AVAILABLE DATA »
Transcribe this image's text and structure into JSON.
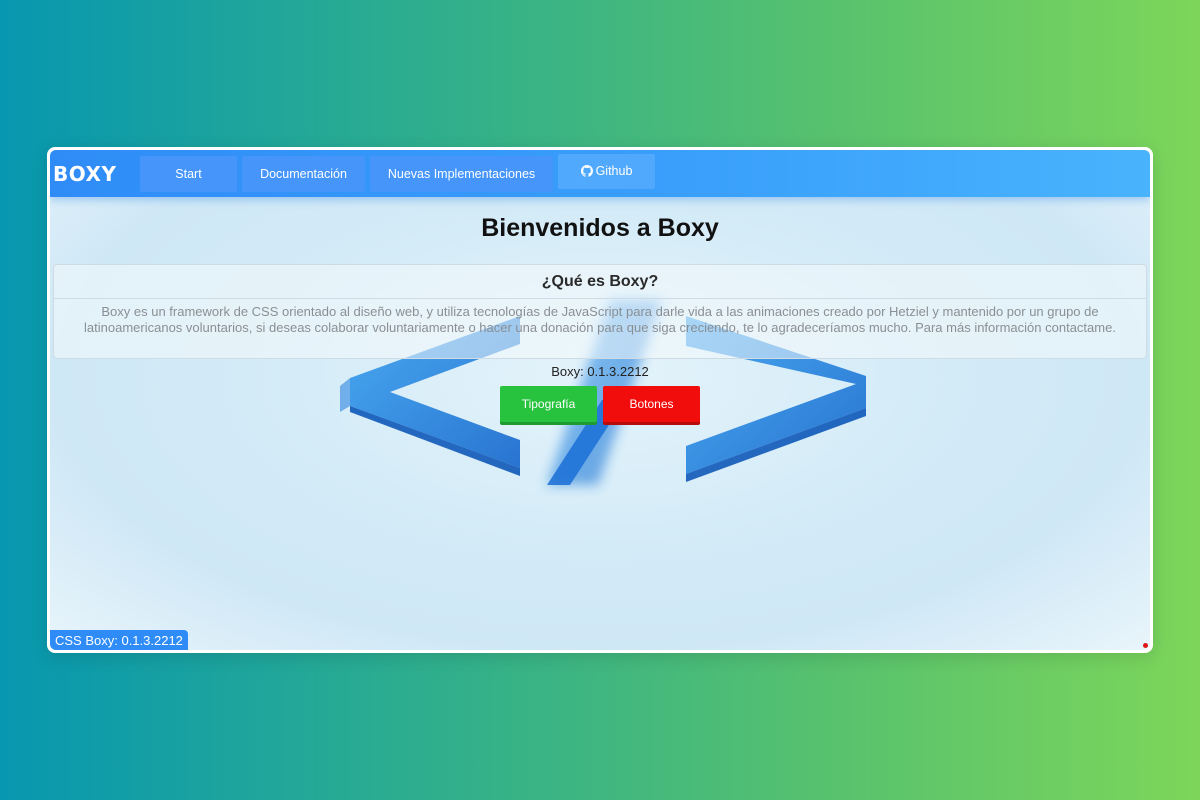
{
  "navbar": {
    "brand": "BOXY",
    "items": [
      {
        "label": "Start"
      },
      {
        "label": "Documentación"
      },
      {
        "label": "Nuevas Implementaciones"
      },
      {
        "label": "Github",
        "icon": "github-icon"
      }
    ]
  },
  "main": {
    "title": "Bienvenidos a Boxy",
    "card": {
      "title": "¿Qué es Boxy?",
      "body": "Boxy es un framework de CSS orientado al diseño web, y utiliza tecnologías de JavaScript para darle vida a las animaciones creado por Hetziel y mantenido por un grupo de latinoamericanos voluntarios, si deseas colaborar voluntariamente o hacer una donación para que siga creciendo, te lo agradeceríamos mucho. Para más información contactame."
    },
    "version": "Boxy: 0.1.3.2212",
    "buttons": {
      "typography": "Tipografía",
      "buttons": "Botones"
    }
  },
  "footer": {
    "badge": "CSS Boxy: 0.1.3.2212"
  },
  "colors": {
    "navbar": "#2f8cf7",
    "green_button": "#27c33e",
    "red_button": "#f20d0d",
    "background_start": "#0797b0",
    "background_end": "#7dd65a"
  }
}
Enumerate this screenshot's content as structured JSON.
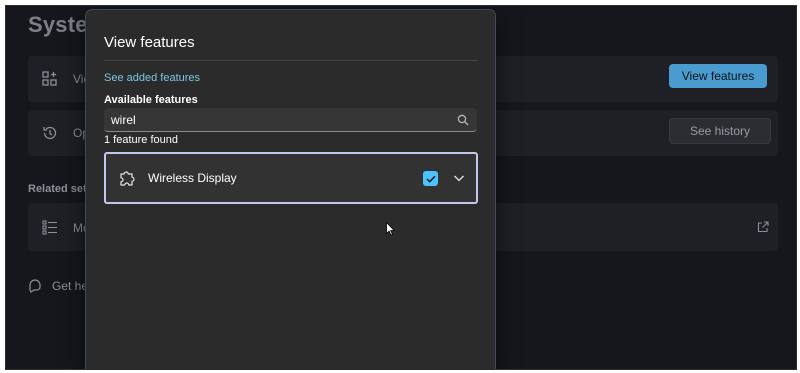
{
  "background": {
    "title": "Syster",
    "card1_label": "Vie",
    "view_features_button": "View features",
    "card2_label": "Op",
    "see_history_button": "See history",
    "related_settings": "Related sett",
    "card3_label": "Mo",
    "get_help": "Get hel"
  },
  "dialog": {
    "title": "View features",
    "see_added_link": "See added features",
    "available_label": "Available features",
    "search_value": "wirel",
    "result_count": "1 feature found",
    "feature": {
      "name": "Wireless Display",
      "checked": true
    }
  },
  "colors": {
    "accent": "#4cc2ff",
    "link": "#7cc7e4",
    "focus_ring": "#c3c7ee"
  }
}
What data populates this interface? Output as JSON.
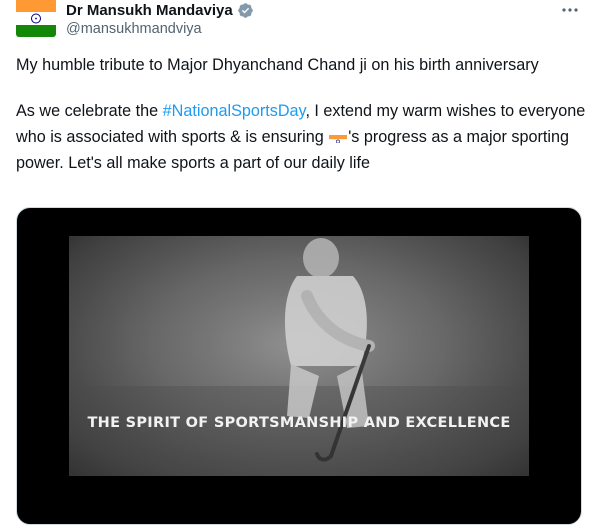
{
  "author": {
    "display_name": "Dr Mansukh Mandaviya",
    "handle": "@mansukhmandviya",
    "avatar_icon": "india-flag-avatar",
    "verified_icon": "verified-badge-icon"
  },
  "menu": {
    "icon": "more-options-icon"
  },
  "tweet": {
    "line1": "My humble tribute to Major Dhyanchand Chand ji on his birth anniversary",
    "para2_prefix": "As we celebrate the ",
    "hashtag": "#NationalSportsDay",
    "para2_mid": ", I extend my warm wishes to everyone who is associated with sports & is ensuring ",
    "flag_emoji_icon": "india-flag-emoji",
    "para2_suffix": "'s progress as a major sporting power. Let's all make sports a part of our daily life"
  },
  "media": {
    "caption": "THE SPIRIT OF SPORTSMANSHIP AND EXCELLENCE"
  },
  "colors": {
    "link": "#1d9bf0",
    "verified": "#829aab",
    "saffron": "#ff9933",
    "green": "#138808",
    "chakra": "#000080"
  }
}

GIVEN REQUEST »
Reproduce the entries above word for word. Pictures stay out.

WORKED SOLUTION »
Transcribe this image's text and structure into JSON.
{
  "navbar": {
    "brand": "BOXY",
    "items": [
      {
        "label": "Start"
      },
      {
        "label": "Documentación"
      },
      {
        "label": "Nuevas Implementaciones"
      },
      {
        "label": "Github",
        "icon": "github-icon"
      }
    ]
  },
  "main": {
    "title": "Bienvenidos a Boxy",
    "card": {
      "title": "¿Qué es Boxy?",
      "body": "Boxy es un framework de CSS orientado al diseño web, y utiliza tecnologías de JavaScript para darle vida a las animaciones creado por Hetziel y mantenido por un grupo de latinoamericanos voluntarios, si deseas colaborar voluntariamente o hacer una donación para que siga creciendo, te lo agradeceríamos mucho. Para más información contactame."
    },
    "version": "Boxy: 0.1.3.2212",
    "buttons": {
      "typography": "Tipografía",
      "buttons": "Botones"
    }
  },
  "footer": {
    "badge": "CSS Boxy: 0.1.3.2212"
  },
  "colors": {
    "navbar": "#2f8cf7",
    "green_button": "#27c33e",
    "red_button": "#f20d0d",
    "background_start": "#0797b0",
    "background_end": "#7dd65a"
  }
}
Enumerate this screenshot's content as structured JSON.
{
  "background": {
    "title": "Syster",
    "card1_label": "Vie",
    "view_features_button": "View features",
    "card2_label": "Op",
    "see_history_button": "See history",
    "related_settings": "Related sett",
    "card3_label": "Mo",
    "get_help": "Get hel"
  },
  "dialog": {
    "title": "View features",
    "see_added_link": "See added features",
    "available_label": "Available features",
    "search_value": "wirel",
    "result_count": "1 feature found",
    "feature": {
      "name": "Wireless Display",
      "checked": true
    }
  },
  "colors": {
    "accent": "#4cc2ff",
    "link": "#7cc7e4",
    "focus_ring": "#c3c7ee"
  }
}
What data populates this interface? Output as JSON.
{
  "author": {
    "display_name": "Dr Mansukh Mandaviya",
    "handle": "@mansukhmandviya",
    "avatar_icon": "india-flag-avatar",
    "verified_icon": "verified-badge-icon"
  },
  "menu": {
    "icon": "more-options-icon"
  },
  "tweet": {
    "line1": "My humble tribute to Major Dhyanchand Chand ji on his birth anniversary",
    "para2_prefix": "As we celebrate the ",
    "hashtag": "#NationalSportsDay",
    "para2_mid": ", I extend my warm wishes to everyone who is associated with sports & is ensuring ",
    "flag_emoji_icon": "india-flag-emoji",
    "para2_suffix": "'s progress as a major sporting power. Let's all make sports a part of our daily life"
  },
  "media": {
    "caption": "THE SPIRIT OF SPORTSMANSHIP AND EXCELLENCE"
  },
  "colors": {
    "link": "#1d9bf0",
    "verified": "#829aab",
    "saffron": "#ff9933",
    "green": "#138808",
    "chakra": "#000080"
  }
}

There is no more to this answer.